Задание: Допишите приведенный ниже текст о том, как Асеевы встретили сына Цветаевой. Начните со следующего предложения после последнего.

Статья:
+++
Асеевы не выполнили просьбу Цветаевой: не «взяли в сыновья» Мура. Как Марина Ивановна могла на это рассчитывать? А как могла она не рассчитывать? Ведь тогда бы получалось, что она оставляет Мура на произвол судьбы?
Оксана Асеева-Синякова потом рассказывала биографу семьи Цветаевой Марии Белкиной, как она отнеслась к внезапному появлению в их доме сына Цветаевой: «…это было ее (Цветаевой. — Л.П.) частное дело: хотела — жила, хотела — вешалась!.. Но представляете себе, вваливается к нам ее сын с письмом от нее, она, видите ли, завещала его Асееву и нам — сестрам Синяковым! Одолжение сделала! Только этого и ждали… Он же мужик, его прокормить чего стоит, а время какое было?! Конечно, мы с Колей сразу решили — ему надо отправляться в Москву к теткам, пусть там с ним разбираются! Ну, пока мы ему поможем, конечно, пока пусть побудет у нас, ему надо было выправлять бумаги, пропуск в Москву достать. А когда он собрался уезжать, он стал просить оставить у нас архив матери, ее рукописи, в Москве, говорит, бомбежки. Пропасть могут. Коля, как услышал о рукописях, руками замахал: «Ни за что, — говорит, — этого мне еще не хватало, Хлебников оставил архив у Маяковского, сколько потом на Володю собак вешали! Это не оберешься неприятностей». Мур говорит: «Ну, тогда хоть тетради оставьте, это самое ценное, я боюсь их везти с собой, возьмите их». Коля взял одну тетрадь, открыл наугад. «Что, — говорит, — здесь о Пастернаке?! Ни за что не возьму, забирай все с собой, не хочу связываться!..» Это же подумать только, какую обузу на себя брать! Лучше она ничего не могла придумать?!. Он целую авоську рукописей хотел Коле оставить, а Коля сказал: «Это мне потом всю жизнь с архивом Цветаевой не разделаться! Сдавай все в Литературный музей, да и дело с концом». — «Нет, — говорит, — ни за что не отдам в музей, я им не доверяю». Это почему же он им не доверяет? Государственному учреждению — и не доверяет?»
+++
Листинг:

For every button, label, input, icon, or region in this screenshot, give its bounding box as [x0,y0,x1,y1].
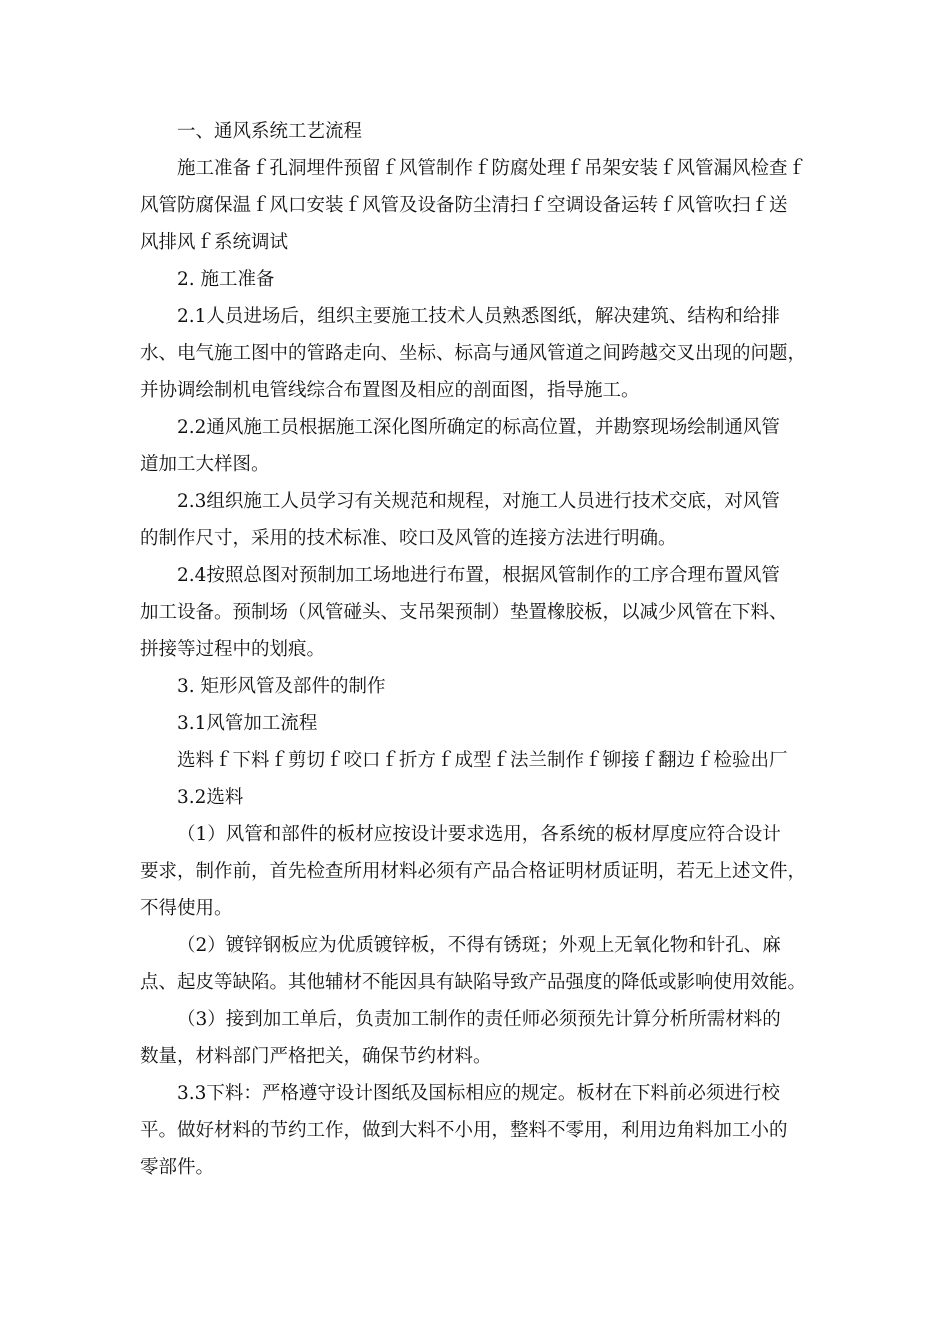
+++
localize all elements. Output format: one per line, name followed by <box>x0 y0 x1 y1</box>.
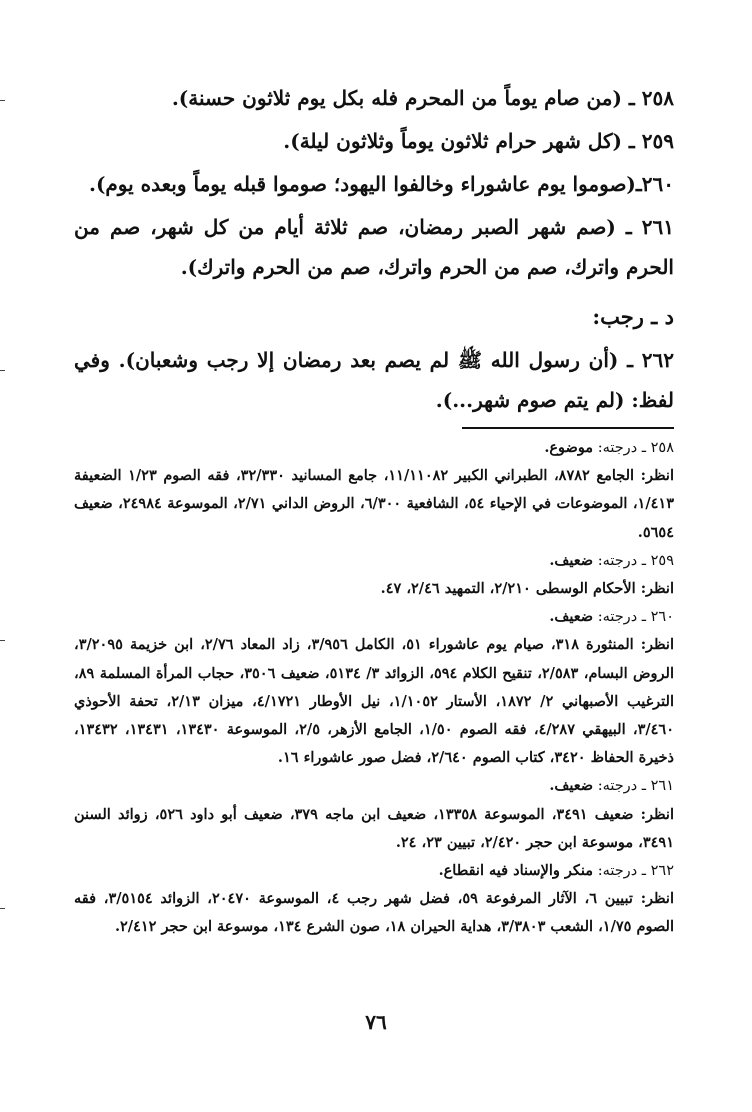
+++
Ответ:
Надо отдать должное сыну Цветаевой: весь архив матери он привез в Москву — по условиям военного времени это было очень непросто («Мне очень мешает мой багаж — громоздок, но довезу его непременно») — и положил на хранение у Елизаветы Яковлевны. В архив — позднее — все это отдаст Аля. Но об Але речь впереди.
Дальнейшая судьба Мура — пунктиром — такова: после нескольких дней у Асеевых — интернат Литфонда в Чистополе. Но там он явно пришелся не ко двору, и, дабы отделаться от него, его уговаривают уехать в Москву — там у него родственники, там ему будет лучше. Мур и сам так думает. В конце сентября он уехал в Москву, в интернате вздохнули с облегчением — отделались от белой вороны.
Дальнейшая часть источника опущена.